§ **DIRECTIONS FOR THIS TASK**: What number of lines hold the word "Cortex"? State that number and nothing besides.
--- Begin AVAILABLE DATA ---
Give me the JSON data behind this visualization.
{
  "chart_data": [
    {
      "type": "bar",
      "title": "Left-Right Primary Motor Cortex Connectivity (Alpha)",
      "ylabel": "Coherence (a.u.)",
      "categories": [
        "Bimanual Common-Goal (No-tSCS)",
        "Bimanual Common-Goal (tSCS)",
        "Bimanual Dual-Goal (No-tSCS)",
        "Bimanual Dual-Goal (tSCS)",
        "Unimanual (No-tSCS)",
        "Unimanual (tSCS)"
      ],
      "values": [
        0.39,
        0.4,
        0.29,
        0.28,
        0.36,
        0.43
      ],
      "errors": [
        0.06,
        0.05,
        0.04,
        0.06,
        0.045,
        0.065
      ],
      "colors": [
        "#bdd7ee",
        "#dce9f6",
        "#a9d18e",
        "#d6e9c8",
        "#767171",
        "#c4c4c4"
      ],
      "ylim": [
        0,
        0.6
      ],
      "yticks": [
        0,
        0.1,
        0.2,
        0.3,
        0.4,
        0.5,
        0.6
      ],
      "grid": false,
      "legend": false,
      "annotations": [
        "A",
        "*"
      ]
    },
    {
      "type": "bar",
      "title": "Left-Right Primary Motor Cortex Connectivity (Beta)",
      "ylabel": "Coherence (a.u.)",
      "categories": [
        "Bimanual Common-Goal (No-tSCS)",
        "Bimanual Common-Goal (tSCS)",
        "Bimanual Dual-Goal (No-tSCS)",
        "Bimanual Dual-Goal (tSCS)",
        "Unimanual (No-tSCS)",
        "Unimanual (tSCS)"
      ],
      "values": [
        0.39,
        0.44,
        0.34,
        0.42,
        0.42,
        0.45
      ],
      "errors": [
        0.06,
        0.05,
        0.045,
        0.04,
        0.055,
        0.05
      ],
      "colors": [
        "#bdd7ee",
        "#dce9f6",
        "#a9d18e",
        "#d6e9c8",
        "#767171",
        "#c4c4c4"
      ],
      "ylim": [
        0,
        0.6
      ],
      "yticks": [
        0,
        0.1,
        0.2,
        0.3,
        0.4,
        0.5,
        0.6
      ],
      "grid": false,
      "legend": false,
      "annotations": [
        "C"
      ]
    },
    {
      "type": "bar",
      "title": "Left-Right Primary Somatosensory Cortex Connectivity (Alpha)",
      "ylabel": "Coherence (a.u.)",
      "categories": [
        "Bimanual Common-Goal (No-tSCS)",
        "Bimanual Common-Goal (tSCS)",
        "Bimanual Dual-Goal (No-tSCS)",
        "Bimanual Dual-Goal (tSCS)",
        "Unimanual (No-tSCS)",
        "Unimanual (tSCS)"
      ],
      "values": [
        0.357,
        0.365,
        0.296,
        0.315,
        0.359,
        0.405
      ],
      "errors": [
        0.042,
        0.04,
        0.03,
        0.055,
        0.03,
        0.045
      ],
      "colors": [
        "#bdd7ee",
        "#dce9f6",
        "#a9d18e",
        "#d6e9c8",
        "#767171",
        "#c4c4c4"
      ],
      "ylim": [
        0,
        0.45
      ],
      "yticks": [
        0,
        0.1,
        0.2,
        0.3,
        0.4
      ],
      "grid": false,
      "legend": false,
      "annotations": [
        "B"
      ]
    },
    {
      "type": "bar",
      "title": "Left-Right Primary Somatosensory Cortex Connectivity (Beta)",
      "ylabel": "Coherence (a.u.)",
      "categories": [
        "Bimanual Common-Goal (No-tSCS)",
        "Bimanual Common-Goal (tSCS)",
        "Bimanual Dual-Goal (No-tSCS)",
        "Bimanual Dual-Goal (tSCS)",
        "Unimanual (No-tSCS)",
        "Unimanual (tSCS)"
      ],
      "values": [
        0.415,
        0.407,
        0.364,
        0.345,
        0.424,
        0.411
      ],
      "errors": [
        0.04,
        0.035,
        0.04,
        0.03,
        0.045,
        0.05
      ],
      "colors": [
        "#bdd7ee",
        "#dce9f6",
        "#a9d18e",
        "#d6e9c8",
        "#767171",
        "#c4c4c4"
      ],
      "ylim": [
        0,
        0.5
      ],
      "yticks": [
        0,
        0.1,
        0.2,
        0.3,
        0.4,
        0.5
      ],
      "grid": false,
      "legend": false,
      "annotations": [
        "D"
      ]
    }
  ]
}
--- End AVAILABLE DATA ---
§ **TASK SOLUTION**: 4